Check each line of the entries below for the string "流程性材料"; copy every line where it appears.

>> START GIVEN INFORMATION

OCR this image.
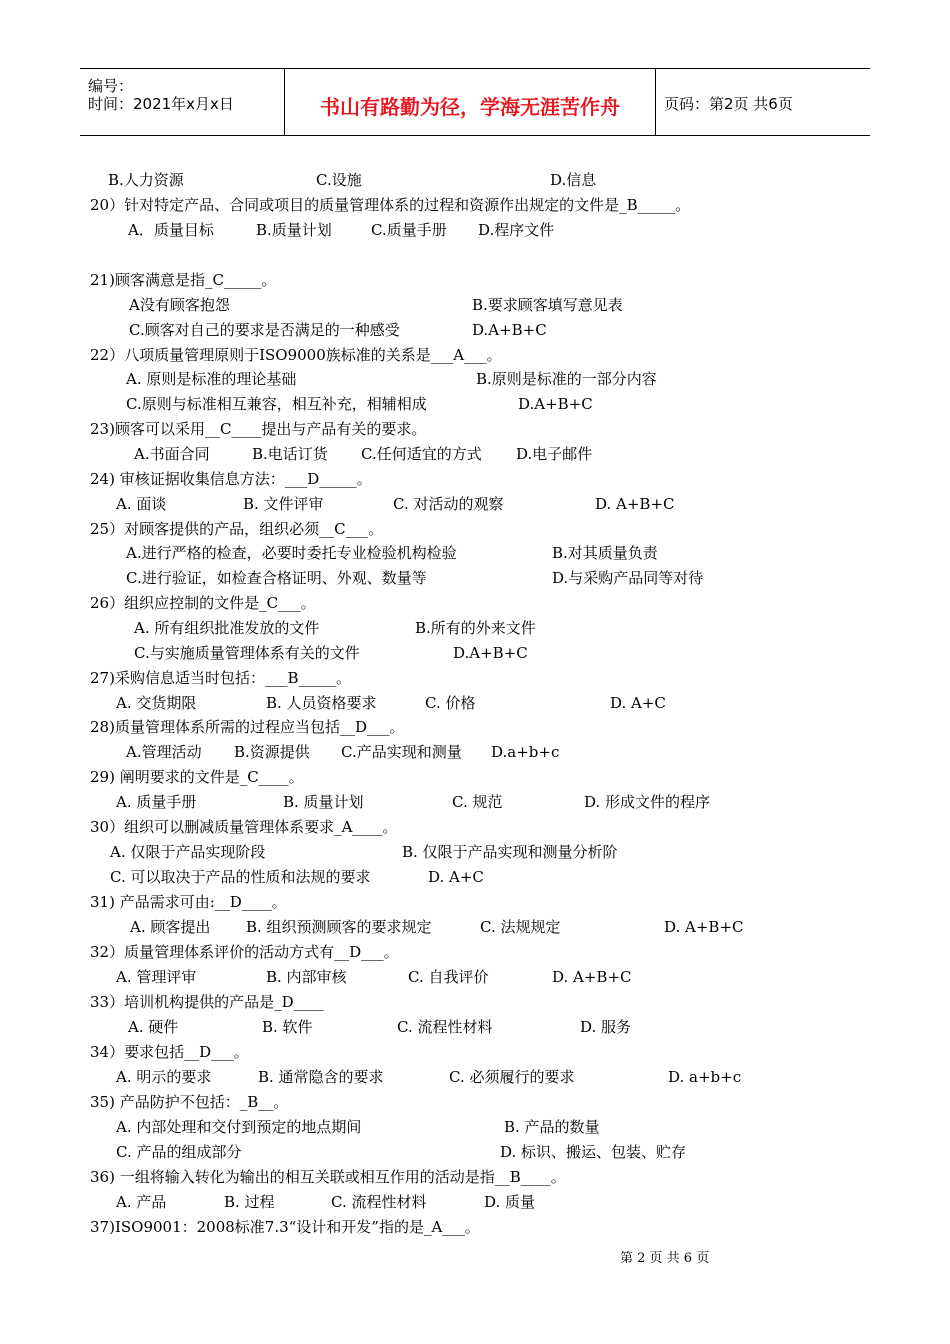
编号：
时间：2021年x月x日	书山有路勤为径，学海无涯苦作舟	页码：第2页 共6页
B.人力资源	C.设施	D.信息
20）针对特定产品、合同或项目的质量管理体系的过程和资源作出规定的文件是_B_____。
A．质量目标	B.质量计划	C.质量手册 D.程序文件
21)顾客满意是指_C_____。
A没有顾客抱怨	B.要求顾客填写意见表
C.顾客对自己的要求是否满足的一种感受	D.A+B+C
22）八项质量管理原则于ISO9000族标准的关系是___A___。
A. 原则是标准的理论基础	B.原则是标准的一部分内容
C.原则与标准相互兼容，相互补充，相辅相成	D.A+B+C
23)顾客可以采用__C____提出与产品有关的要求。
A.书面合同	B.电话订货 C.任何适宜的方式 D.电子邮件
24) 审核证据收集信息方法：___D_____。
A. 面谈	B. 文件评审	C. 对活动的观察	D. A+B+C
25）对顾客提供的产品，组织必须__C___。
A.进行严格的检查，必要时委托专业检验机构检验	B.对其质量负责
C.进行验证，如检查合格证明、外观、数量等	D.与采购产品同等对待
26）组织应控制的文件是_C___。
A. 所有组织批准发放的文件	B.所有的外来文件
C.与实施质量管理体系有关的文件	D.A+B+C
27)采购信息适当时包括：___B_____。
A. 交货期限	B. 人员资格要求	C. 价格	D. A+C
28)质量管理体系所需的过程应当包括__D___。
A.管理活动 B.资源提供 C.产品实现和测量 D.a+b+c
29) 阐明要求的文件是_C____。
A. 质量手册	B. 质量计划	C. 规范	D. 形成文件的程序
30）组织可以删减质量管理体系要求_A____。
A. 仅限于产品实现阶段	B. 仅限于产品实现和测量分析阶
C. 可以取决于产品的性质和法规的要求	D. A+C
31) 产品需求可由:__D____。
A. 顾客提出 B. 组织预测顾客的要求规定	C. 法规规定	D. A+B+C
32）质量管理体系评价的活动方式有__D___。
A. 管理评审	B. 内部审核	C. 自我评价	D. A+B+C
33）培训机构提供的产品是_D____
A. 硬件	B. 软件	C. 流程性材料	D. 服务
34）要求包括__D___。
A. 明示的要求	B. 通常隐含的要求	C. 必须履行的要求	D. a+b+c
35) 产品防护不包括：_B__。
A. 内部处理和交付到预定的地点期间	B. 产品的数量
C. 产品的组成部分	D. 标识、搬运、包装、贮存
36) 一组将输入转化为输出的相互关联或相互作用的活动是指__B____。
A. 产品	B. 过程	C. 流程性材料	D. 质量
37)ISO9001：2008标准7.3“设计和开发”指的是_A___。
第 2 页 共 6 页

>> END GIVEN INFORMATION

*SOLVED PROBLEM:*
A. 硬件	B. 软件	C. 流程性材料	D. 服务
A. 产品	B. 过程	C. 流程性材料	D. 质量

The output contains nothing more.